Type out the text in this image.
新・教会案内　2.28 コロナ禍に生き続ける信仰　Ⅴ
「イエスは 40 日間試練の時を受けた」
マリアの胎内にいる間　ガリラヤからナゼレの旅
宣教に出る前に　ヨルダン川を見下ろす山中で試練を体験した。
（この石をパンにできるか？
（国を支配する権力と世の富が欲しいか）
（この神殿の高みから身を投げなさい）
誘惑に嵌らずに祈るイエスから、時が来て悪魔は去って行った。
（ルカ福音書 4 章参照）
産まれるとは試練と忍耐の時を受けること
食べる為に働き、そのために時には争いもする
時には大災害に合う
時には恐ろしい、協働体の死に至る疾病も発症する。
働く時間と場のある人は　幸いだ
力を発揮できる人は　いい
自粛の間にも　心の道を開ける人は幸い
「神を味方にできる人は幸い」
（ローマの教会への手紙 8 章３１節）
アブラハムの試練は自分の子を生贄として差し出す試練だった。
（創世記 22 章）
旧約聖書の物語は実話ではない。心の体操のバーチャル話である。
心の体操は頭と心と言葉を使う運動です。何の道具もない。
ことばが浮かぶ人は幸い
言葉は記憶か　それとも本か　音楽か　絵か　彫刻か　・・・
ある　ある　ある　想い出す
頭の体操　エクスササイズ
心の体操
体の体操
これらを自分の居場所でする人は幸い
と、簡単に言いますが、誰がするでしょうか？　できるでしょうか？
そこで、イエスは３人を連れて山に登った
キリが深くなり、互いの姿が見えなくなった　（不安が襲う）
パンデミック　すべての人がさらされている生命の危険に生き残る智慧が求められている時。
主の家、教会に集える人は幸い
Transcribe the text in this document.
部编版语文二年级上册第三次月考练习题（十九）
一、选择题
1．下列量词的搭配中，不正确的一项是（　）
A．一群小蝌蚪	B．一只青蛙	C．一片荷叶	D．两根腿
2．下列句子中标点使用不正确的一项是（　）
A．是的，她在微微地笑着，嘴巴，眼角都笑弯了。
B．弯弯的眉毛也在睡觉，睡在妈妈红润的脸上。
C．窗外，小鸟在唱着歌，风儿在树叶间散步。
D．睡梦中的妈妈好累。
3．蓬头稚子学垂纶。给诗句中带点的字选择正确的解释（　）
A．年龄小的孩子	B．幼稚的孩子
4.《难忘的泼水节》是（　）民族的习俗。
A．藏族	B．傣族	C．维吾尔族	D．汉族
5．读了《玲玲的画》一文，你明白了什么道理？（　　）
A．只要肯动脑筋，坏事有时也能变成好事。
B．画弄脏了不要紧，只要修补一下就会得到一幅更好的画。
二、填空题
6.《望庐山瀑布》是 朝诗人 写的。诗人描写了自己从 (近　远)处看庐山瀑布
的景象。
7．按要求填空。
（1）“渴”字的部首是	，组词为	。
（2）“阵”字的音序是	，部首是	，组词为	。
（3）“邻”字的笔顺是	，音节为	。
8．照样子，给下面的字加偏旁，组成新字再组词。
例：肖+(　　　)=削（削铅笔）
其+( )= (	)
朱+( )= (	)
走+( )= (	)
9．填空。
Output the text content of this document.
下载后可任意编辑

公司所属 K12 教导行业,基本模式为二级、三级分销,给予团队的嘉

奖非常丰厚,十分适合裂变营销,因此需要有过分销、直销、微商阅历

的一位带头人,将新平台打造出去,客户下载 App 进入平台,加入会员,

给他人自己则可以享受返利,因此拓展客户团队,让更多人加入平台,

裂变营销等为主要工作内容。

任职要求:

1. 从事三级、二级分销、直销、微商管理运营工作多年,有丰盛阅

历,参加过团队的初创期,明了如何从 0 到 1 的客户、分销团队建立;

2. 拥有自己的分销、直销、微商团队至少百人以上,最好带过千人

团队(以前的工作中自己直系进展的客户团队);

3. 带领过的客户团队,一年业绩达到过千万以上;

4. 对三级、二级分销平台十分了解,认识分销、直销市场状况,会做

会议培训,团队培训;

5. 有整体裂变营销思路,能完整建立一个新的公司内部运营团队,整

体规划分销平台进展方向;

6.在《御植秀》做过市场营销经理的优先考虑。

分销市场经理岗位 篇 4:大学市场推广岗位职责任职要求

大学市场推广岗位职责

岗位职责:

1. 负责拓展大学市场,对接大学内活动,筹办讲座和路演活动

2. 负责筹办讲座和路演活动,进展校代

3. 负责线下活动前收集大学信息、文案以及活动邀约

▶ Problem statement:
Write the listing out again, exactly as shown above.

▶ Reply to the exercise:
Type out the text in this image.
新・教会案内　2.28 コロナ禍に生き続ける信仰　Ⅴ
「イエスは 40 日間試練の時を受けた」
マリアの胎内にいる間　ガリラヤからナゼレの旅
宣教に出る前に　ヨルダン川を見下ろす山中で試練を体験した。
（この石をパンにできるか？
（国を支配する権力と世の富が欲しいか）
（この神殿の高みから身を投げなさい）
誘惑に嵌らずに祈るイエスから、時が来て悪魔は去って行った。
（ルカ福音書 4 章参照）
産まれるとは試練と忍耐の時を受けること
食べる為に働き、そのために時には争いもする
時には大災害に合う
時には恐ろしい、協働体の死に至る疾病も発症する。
働く時間と場のある人は　幸いだ
力を発揮できる人は　いい
自粛の間にも　心の道を開ける人は幸い
「神を味方にできる人は幸い」
（ローマの教会への手紙 8 章３１節）
アブラハムの試練は自分の子を生贄として差し出す試練だった。
（創世記 22 章）
旧約聖書の物語は実話ではない。心の体操のバーチャル話である。
心の体操は頭と心と言葉を使う運動です。何の道具もない。
ことばが浮かぶ人は幸い
言葉は記憶か　それとも本か　音楽か　絵か　彫刻か　・・・
ある　ある　ある　想い出す
頭の体操　エクスササイズ
心の体操
体の体操
これらを自分の居場所でする人は幸い
と、簡単に言いますが、誰がするでしょうか？　できるでしょうか？
そこで、イエスは３人を連れて山に登った
キリが深くなり、互いの姿が見えなくなった　（不安が襲う）
パンデミック　すべての人がさらされている生命の危険に生き残る智慧が求められている時。
主の家、教会に集える人は幸い
Transcribe the text in this document.
部编版语文二年级上册第三次月考练习题（十九）
一、选择题
1．下列量词的搭配中，不正确的一项是（　）
A．一群小蝌蚪	B．一只青蛙	C．一片荷叶	D．两根腿
2．下列句子中标点使用不正确的一项是（　）
A．是的，她在微微地笑着，嘴巴，眼角都笑弯了。
B．弯弯的眉毛也在睡觉，睡在妈妈红润的脸上。
C．窗外，小鸟在唱着歌，风儿在树叶间散步。
D．睡梦中的妈妈好累。
3．蓬头稚子学垂纶。给诗句中带点的字选择正确的解释（　）
A．年龄小的孩子	B．幼稚的孩子
4.《难忘的泼水节》是（　）民族的习俗。
A．藏族	B．傣族	C．维吾尔族	D．汉族
5．读了《玲玲的画》一文，你明白了什么道理？（　　）
A．只要肯动脑筋，坏事有时也能变成好事。
B．画弄脏了不要紧，只要修补一下就会得到一幅更好的画。
二、填空题
6.《望庐山瀑布》是 朝诗人 写的。诗人描写了自己从 (近　远)处看庐山瀑布
的景象。
7．按要求填空。
（1）“渴”字的部首是	，组词为	。
（2）“阵”字的音序是	，部首是	，组词为	。
（3）“邻”字的笔顺是	，音节为	。
8．照样子，给下面的字加偏旁，组成新字再组词。
例：肖+(　　　)=削（削铅笔）
其+( )= (	)
朱+( )= (	)
走+( )= (	)
9．填空。
Output the text content of this document.
下载后可任意编辑

公司所属 K12 教导行业,基本模式为二级、三级分销,给予团队的嘉

奖非常丰厚,十分适合裂变营销,因此需要有过分销、直销、微商阅历

的一位带头人,将新平台打造出去,客户下载 App 进入平台,加入会员,

给他人自己则可以享受返利,因此拓展客户团队,让更多人加入平台,

裂变营销等为主要工作内容。

任职要求:

1. 从事三级、二级分销、直销、微商管理运营工作多年,有丰盛阅

历,参加过团队的初创期,明了如何从 0 到 1 的客户、分销团队建立;

2. 拥有自己的分销、直销、微商团队至少百人以上,最好带过千人

团队(以前的工作中自己直系进展的客户团队);

3. 带领过的客户团队,一年业绩达到过千万以上;

4. 对三级、二级分销平台十分了解,认识分销、直销市场状况,会做

会议培训,团队培训;

5. 有整体裂变营销思路,能完整建立一个新的公司内部运营团队,整

体规划分销平台进展方向;

6.在《御植秀》做过市场营销经理的优先考虑。

分销市场经理岗位 篇 4:大学市场推广岗位职责任职要求

大学市场推广岗位职责

岗位职责:

1. 负责拓展大学市场,对接大学内活动,筹办讲座和路演活动

2. 负责筹办讲座和路演活动,进展校代

3. 负责线下活动前收集大学信息、文案以及活动邀约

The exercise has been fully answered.